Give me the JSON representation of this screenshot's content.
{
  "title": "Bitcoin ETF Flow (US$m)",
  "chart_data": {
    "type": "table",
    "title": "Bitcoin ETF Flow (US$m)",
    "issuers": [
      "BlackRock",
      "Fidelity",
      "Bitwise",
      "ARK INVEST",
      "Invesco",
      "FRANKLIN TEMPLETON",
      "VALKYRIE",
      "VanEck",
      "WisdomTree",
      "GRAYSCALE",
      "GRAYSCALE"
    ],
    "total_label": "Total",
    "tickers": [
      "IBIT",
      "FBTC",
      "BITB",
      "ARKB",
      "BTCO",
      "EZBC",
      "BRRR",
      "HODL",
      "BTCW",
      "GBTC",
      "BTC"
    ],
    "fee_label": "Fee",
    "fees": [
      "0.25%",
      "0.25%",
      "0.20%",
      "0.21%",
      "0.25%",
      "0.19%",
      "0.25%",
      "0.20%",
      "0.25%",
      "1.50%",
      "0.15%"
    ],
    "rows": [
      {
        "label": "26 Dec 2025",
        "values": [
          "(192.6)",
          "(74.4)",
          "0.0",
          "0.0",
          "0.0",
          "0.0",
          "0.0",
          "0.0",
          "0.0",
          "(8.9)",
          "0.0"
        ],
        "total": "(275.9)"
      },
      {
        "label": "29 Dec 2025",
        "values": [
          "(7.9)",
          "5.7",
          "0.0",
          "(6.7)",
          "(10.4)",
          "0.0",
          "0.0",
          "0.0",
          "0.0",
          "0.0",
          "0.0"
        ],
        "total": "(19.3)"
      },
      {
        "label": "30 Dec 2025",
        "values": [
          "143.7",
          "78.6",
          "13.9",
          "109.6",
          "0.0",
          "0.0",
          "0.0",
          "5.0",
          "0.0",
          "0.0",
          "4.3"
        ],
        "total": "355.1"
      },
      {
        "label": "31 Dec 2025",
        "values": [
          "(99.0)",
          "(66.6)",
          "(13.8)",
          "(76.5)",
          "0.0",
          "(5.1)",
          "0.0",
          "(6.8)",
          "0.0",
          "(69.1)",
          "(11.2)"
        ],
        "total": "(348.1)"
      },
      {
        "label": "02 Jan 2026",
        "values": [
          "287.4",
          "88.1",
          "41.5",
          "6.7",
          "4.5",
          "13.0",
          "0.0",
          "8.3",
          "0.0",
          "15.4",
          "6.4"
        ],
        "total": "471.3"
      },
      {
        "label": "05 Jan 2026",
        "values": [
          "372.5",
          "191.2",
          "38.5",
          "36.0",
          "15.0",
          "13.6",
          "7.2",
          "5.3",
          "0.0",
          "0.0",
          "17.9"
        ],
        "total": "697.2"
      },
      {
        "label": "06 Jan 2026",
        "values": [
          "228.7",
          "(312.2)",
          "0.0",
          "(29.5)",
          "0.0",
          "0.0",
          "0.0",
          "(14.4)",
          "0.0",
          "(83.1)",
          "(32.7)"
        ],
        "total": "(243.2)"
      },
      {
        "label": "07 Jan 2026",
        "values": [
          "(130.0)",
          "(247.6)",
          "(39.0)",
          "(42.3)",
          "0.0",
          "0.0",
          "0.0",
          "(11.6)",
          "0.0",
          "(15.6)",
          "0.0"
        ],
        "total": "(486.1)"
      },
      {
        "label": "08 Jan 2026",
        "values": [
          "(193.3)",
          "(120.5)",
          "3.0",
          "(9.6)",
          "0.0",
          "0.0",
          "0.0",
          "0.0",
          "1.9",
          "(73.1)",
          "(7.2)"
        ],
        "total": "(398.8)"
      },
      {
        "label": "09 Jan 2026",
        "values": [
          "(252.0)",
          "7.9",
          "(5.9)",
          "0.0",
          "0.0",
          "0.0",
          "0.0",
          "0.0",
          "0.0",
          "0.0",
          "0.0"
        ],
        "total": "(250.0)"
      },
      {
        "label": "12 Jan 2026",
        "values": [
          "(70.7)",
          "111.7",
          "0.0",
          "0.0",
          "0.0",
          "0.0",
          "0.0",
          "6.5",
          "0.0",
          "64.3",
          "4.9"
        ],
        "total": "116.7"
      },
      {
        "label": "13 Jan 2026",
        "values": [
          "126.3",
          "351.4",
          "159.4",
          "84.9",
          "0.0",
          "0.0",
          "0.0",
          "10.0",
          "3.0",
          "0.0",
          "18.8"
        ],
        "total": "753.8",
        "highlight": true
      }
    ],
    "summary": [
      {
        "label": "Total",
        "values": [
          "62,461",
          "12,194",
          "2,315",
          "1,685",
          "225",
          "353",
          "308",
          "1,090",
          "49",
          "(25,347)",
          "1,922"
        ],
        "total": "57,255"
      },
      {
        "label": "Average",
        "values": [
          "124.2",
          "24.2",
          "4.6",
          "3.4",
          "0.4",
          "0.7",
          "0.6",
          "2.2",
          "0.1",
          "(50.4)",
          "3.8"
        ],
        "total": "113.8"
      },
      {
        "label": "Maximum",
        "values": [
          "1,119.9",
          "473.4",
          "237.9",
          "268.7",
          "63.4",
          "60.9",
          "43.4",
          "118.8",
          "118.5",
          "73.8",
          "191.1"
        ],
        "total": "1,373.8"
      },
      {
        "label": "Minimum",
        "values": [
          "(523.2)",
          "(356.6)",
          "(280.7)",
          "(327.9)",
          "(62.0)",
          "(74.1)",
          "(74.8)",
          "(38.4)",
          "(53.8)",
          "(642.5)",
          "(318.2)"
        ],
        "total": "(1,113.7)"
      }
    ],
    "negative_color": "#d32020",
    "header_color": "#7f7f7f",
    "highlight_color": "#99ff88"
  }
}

● ● ● ●

• [Exercise directions]
Every line above should be printed again exactly as it stands.

• [Task output]
Give me the JSON representation of this screenshot's content.
{
  "title": "Bitcoin ETF Flow (US$m)",
  "chart_data": {
    "type": "table",
    "title": "Bitcoin ETF Flow (US$m)",
    "issuers": [
      "BlackRock",
      "Fidelity",
      "Bitwise",
      "ARK INVEST",
      "Invesco",
      "FRANKLIN TEMPLETON",
      "VALKYRIE",
      "VanEck",
      "WisdomTree",
      "GRAYSCALE",
      "GRAYSCALE"
    ],
    "total_label": "Total",
    "tickers": [
      "IBIT",
      "FBTC",
      "BITB",
      "ARKB",
      "BTCO",
      "EZBC",
      "BRRR",
      "HODL",
      "BTCW",
      "GBTC",
      "BTC"
    ],
    "fee_label": "Fee",
    "fees": [
      "0.25%",
      "0.25%",
      "0.20%",
      "0.21%",
      "0.25%",
      "0.19%",
      "0.25%",
      "0.20%",
      "0.25%",
      "1.50%",
      "0.15%"
    ],
    "rows": [
      {
        "label": "26 Dec 2025",
        "values": [
          "(192.6)",
          "(74.4)",
          "0.0",
          "0.0",
          "0.0",
          "0.0",
          "0.0",
          "0.0",
          "0.0",
          "(8.9)",
          "0.0"
        ],
        "total": "(275.9)"
      },
      {
        "label": "29 Dec 2025",
        "values": [
          "(7.9)",
          "5.7",
          "0.0",
          "(6.7)",
          "(10.4)",
          "0.0",
          "0.0",
          "0.0",
          "0.0",
          "0.0",
          "0.0"
        ],
        "total": "(19.3)"
      },
      {
        "label": "30 Dec 2025",
        "values": [
          "143.7",
          "78.6",
          "13.9",
          "109.6",
          "0.0",
          "0.0",
          "0.0",
          "5.0",
          "0.0",
          "0.0",
          "4.3"
        ],
        "total": "355.1"
      },
      {
        "label": "31 Dec 2025",
        "values": [
          "(99.0)",
          "(66.6)",
          "(13.8)",
          "(76.5)",
          "0.0",
          "(5.1)",
          "0.0",
          "(6.8)",
          "0.0",
          "(69.1)",
          "(11.2)"
        ],
        "total": "(348.1)"
      },
      {
        "label": "02 Jan 2026",
        "values": [
          "287.4",
          "88.1",
          "41.5",
          "6.7",
          "4.5",
          "13.0",
          "0.0",
          "8.3",
          "0.0",
          "15.4",
          "6.4"
        ],
        "total": "471.3"
      },
      {
        "label": "05 Jan 2026",
        "values": [
          "372.5",
          "191.2",
          "38.5",
          "36.0",
          "15.0",
          "13.6",
          "7.2",
          "5.3",
          "0.0",
          "0.0",
          "17.9"
        ],
        "total": "697.2"
      },
      {
        "label": "06 Jan 2026",
        "values": [
          "228.7",
          "(312.2)",
          "0.0",
          "(29.5)",
          "0.0",
          "0.0",
          "0.0",
          "(14.4)",
          "0.0",
          "(83.1)",
          "(32.7)"
        ],
        "total": "(243.2)"
      },
      {
        "label": "07 Jan 2026",
        "values": [
          "(130.0)",
          "(247.6)",
          "(39.0)",
          "(42.3)",
          "0.0",
          "0.0",
          "0.0",
          "(11.6)",
          "0.0",
          "(15.6)",
          "0.0"
        ],
        "total": "(486.1)"
      },
      {
        "label": "08 Jan 2026",
        "values": [
          "(193.3)",
          "(120.5)",
          "3.0",
          "(9.6)",
          "0.0",
          "0.0",
          "0.0",
          "0.0",
          "1.9",
          "(73.1)",
          "(7.2)"
        ],
        "total": "(398.8)"
      },
      {
        "label": "09 Jan 2026",
        "values": [
          "(252.0)",
          "7.9",
          "(5.9)",
          "0.0",
          "0.0",
          "0.0",
          "0.0",
          "0.0",
          "0.0",
          "0.0",
          "0.0"
        ],
        "total": "(250.0)"
      },
      {
        "label": "12 Jan 2026",
        "values": [
          "(70.7)",
          "111.7",
          "0.0",
          "0.0",
          "0.0",
          "0.0",
          "0.0",
          "6.5",
          "0.0",
          "64.3",
          "4.9"
        ],
        "total": "116.7"
      },
      {
        "label": "13 Jan 2026",
        "values": [
          "126.3",
          "351.4",
          "159.4",
          "84.9",
          "0.0",
          "0.0",
          "0.0",
          "10.0",
          "3.0",
          "0.0",
          "18.8"
        ],
        "total": "753.8",
        "highlight": true
      }
    ],
    "summary": [
      {
        "label": "Total",
        "values": [
          "62,461",
          "12,194",
          "2,315",
          "1,685",
          "225",
          "353",
          "308",
          "1,090",
          "49",
          "(25,347)",
          "1,922"
        ],
        "total": "57,255"
      },
      {
        "label": "Average",
        "values": [
          "124.2",
          "24.2",
          "4.6",
          "3.4",
          "0.4",
          "0.7",
          "0.6",
          "2.2",
          "0.1",
          "(50.4)",
          "3.8"
        ],
        "total": "113.8"
      },
      {
        "label": "Maximum",
        "values": [
          "1,119.9",
          "473.4",
          "237.9",
          "268.7",
          "63.4",
          "60.9",
          "43.4",
          "118.8",
          "118.5",
          "73.8",
          "191.1"
        ],
        "total": "1,373.8"
      },
      {
        "label": "Minimum",
        "values": [
          "(523.2)",
          "(356.6)",
          "(280.7)",
          "(327.9)",
          "(62.0)",
          "(74.1)",
          "(74.8)",
          "(38.4)",
          "(53.8)",
          "(642.5)",
          "(318.2)"
        ],
        "total": "(1,113.7)"
      }
    ],
    "negative_color": "#d32020",
    "header_color": "#7f7f7f",
    "highlight_color": "#99ff88"
  }
}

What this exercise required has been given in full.